*PROBLEM TO WORK ON*
Copy the rows below word for word, from the first row down to the row containing "search-input[interactable] [463, 269, 675, 301]", including both.

*Stored data*
-------

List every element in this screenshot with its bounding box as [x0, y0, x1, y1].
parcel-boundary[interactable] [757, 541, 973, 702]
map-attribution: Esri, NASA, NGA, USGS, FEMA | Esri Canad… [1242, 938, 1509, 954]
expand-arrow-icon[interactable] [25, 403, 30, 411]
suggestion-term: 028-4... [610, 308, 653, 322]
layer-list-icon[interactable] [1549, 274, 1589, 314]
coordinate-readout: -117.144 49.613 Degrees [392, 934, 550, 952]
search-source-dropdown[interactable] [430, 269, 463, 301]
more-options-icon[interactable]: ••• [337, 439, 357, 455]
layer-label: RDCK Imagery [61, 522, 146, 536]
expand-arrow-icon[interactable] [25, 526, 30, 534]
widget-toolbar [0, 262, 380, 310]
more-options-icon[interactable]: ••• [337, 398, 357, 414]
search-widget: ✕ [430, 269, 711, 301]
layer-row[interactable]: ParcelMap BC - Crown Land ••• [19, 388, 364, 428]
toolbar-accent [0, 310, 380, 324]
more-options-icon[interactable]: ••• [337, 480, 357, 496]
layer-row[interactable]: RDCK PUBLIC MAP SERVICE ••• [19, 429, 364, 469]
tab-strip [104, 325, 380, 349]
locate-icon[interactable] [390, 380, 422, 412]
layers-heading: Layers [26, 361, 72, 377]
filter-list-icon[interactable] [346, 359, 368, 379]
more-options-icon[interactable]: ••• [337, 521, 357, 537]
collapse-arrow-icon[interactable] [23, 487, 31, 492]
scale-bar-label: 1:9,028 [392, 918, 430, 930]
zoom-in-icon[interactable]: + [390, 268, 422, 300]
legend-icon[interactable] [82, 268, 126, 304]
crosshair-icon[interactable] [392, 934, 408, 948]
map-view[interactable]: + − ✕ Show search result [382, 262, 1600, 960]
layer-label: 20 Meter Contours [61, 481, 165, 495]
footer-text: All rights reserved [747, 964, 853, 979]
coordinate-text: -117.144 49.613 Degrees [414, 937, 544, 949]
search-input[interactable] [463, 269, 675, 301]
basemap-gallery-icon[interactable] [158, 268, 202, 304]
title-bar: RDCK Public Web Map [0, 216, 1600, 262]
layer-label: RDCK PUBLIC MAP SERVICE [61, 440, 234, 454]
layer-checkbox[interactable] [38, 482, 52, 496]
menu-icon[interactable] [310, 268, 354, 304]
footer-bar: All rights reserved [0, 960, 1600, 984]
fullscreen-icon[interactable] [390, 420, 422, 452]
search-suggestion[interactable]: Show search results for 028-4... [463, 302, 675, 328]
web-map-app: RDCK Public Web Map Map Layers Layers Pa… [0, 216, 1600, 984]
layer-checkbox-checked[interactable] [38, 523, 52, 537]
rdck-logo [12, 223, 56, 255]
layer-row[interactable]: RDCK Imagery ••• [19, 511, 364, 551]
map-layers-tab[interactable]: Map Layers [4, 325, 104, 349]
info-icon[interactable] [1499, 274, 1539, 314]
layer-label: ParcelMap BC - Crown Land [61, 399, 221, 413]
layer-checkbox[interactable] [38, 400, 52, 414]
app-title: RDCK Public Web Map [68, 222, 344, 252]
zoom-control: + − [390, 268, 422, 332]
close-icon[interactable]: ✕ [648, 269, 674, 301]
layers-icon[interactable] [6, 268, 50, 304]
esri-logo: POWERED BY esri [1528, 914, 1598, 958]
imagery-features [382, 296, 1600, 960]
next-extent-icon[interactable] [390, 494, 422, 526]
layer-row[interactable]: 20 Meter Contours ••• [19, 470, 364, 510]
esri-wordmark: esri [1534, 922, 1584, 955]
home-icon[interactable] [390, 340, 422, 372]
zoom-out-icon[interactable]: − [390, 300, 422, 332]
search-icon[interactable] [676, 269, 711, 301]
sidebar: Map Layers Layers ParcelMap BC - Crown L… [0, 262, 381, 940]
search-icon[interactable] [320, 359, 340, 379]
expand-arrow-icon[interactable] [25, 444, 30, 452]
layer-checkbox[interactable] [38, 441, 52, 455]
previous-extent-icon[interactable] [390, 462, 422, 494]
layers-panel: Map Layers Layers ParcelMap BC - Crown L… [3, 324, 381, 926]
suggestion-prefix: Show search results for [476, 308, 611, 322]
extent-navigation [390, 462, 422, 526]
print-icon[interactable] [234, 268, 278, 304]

-------

*EXERCISE OUTPUT*
List every element in this screenshot with its bounding box as [x0, y0, x1, y1].
parcel-boundary[interactable] [757, 541, 973, 702]
map-attribution: Esri, NASA, NGA, USGS, FEMA | Esri Canad… [1242, 938, 1509, 954]
expand-arrow-icon[interactable] [25, 403, 30, 411]
suggestion-term: 028-4... [610, 308, 653, 322]
layer-list-icon[interactable] [1549, 274, 1589, 314]
coordinate-readout: -117.144 49.613 Degrees [392, 934, 550, 952]
search-source-dropdown[interactable] [430, 269, 463, 301]
more-options-icon[interactable]: ••• [337, 439, 357, 455]
layer-label: RDCK Imagery [61, 522, 146, 536]
expand-arrow-icon[interactable] [25, 526, 30, 534]
widget-toolbar [0, 262, 380, 310]
more-options-icon[interactable]: ••• [337, 398, 357, 414]
search-widget: ✕ [430, 269, 711, 301]
layer-row[interactable]: ParcelMap BC - Crown Land ••• [19, 388, 364, 428]
toolbar-accent [0, 310, 380, 324]
more-options-icon[interactable]: ••• [337, 480, 357, 496]
layer-row[interactable]: RDCK PUBLIC MAP SERVICE ••• [19, 429, 364, 469]
tab-strip [104, 325, 380, 349]
locate-icon[interactable] [390, 380, 422, 412]
layers-heading: Layers [26, 361, 72, 377]
filter-list-icon[interactable] [346, 359, 368, 379]
more-options-icon[interactable]: ••• [337, 521, 357, 537]
collapse-arrow-icon[interactable] [23, 487, 31, 492]
scale-bar-label: 1:9,028 [392, 918, 430, 930]
zoom-in-icon[interactable]: + [390, 268, 422, 300]
legend-icon[interactable] [82, 268, 126, 304]
crosshair-icon[interactable] [392, 934, 408, 948]
map-view[interactable]: + − ✕ Show search result [382, 262, 1600, 960]
layer-label: 20 Meter Contours [61, 481, 165, 495]
footer-text: All rights reserved [747, 964, 853, 979]
coordinate-text: -117.144 49.613 Degrees [414, 937, 544, 949]
search-input[interactable] [463, 269, 675, 301]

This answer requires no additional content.